▸ **What to do**
Provide the records once more, identical to the original.

▸ **Records to process**
[start]
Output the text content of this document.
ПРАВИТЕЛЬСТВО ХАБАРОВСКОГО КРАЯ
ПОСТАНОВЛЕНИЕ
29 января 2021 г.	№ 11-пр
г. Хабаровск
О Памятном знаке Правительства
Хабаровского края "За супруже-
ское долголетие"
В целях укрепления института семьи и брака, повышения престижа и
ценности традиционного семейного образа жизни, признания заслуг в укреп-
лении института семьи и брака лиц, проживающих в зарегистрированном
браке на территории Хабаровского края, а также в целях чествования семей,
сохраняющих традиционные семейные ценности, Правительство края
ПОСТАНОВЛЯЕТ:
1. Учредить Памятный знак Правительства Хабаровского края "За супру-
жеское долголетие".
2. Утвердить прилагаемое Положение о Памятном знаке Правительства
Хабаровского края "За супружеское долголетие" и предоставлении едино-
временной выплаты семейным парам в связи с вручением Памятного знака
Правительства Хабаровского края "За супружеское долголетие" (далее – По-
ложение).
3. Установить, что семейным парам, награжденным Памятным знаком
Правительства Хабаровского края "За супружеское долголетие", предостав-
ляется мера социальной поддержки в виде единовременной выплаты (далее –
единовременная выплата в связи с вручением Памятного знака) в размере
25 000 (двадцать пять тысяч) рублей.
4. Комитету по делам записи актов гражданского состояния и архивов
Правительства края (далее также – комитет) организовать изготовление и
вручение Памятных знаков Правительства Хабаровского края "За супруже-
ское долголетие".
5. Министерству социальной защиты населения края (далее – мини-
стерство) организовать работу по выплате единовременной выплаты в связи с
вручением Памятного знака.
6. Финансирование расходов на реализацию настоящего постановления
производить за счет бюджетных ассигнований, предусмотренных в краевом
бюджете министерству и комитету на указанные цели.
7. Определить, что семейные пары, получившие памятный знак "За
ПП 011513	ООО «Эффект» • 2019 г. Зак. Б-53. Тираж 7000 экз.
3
[end]
▸ **Worked answer**
Output the text content of this document.
ПРАВИТЕЛЬСТВО ХАБАРОВСКОГО КРАЯ
ПОСТАНОВЛЕНИЕ
29 января 2021 г.	№ 11-пр
г. Хабаровск
О Памятном знаке Правительства
Хабаровского края "За супруже-
ское долголетие"
В целях укрепления института семьи и брака, повышения престижа и
ценности традиционного семейного образа жизни, признания заслуг в укреп-
лении института семьи и брака лиц, проживающих в зарегистрированном
браке на территории Хабаровского края, а также в целях чествования семей,
сохраняющих традиционные семейные ценности, Правительство края
ПОСТАНОВЛЯЕТ:
1. Учредить Памятный знак Правительства Хабаровского края "За супру-
жеское долголетие".
2. Утвердить прилагаемое Положение о Памятном знаке Правительства
Хабаровского края "За супружеское долголетие" и предоставлении едино-
временной выплаты семейным парам в связи с вручением Памятного знака
Правительства Хабаровского края "За супружеское долголетие" (далее – По-
ложение).
3. Установить, что семейным парам, награжденным Памятным знаком
Правительства Хабаровского края "За супружеское долголетие", предостав-
ляется мера социальной поддержки в виде единовременной выплаты (далее –
единовременная выплата в связи с вручением Памятного знака) в размере
25 000 (двадцать пять тысяч) рублей.
4. Комитету по делам записи актов гражданского состояния и архивов
Правительства края (далее также – комитет) организовать изготовление и
вручение Памятных знаков Правительства Хабаровского края "За супруже-
ское долголетие".
5. Министерству социальной защиты населения края (далее – мини-
стерство) организовать работу по выплате единовременной выплаты в связи с
вручением Памятного знака.
6. Финансирование расходов на реализацию настоящего постановления
производить за счет бюджетных ассигнований, предусмотренных в краевом
бюджете министерству и комитету на указанные цели.
7. Определить, что семейные пары, получившие памятный знак "За
ПП 011513	ООО «Эффект» • 2019 г. Зак. Б-53. Тираж 7000 экз.
3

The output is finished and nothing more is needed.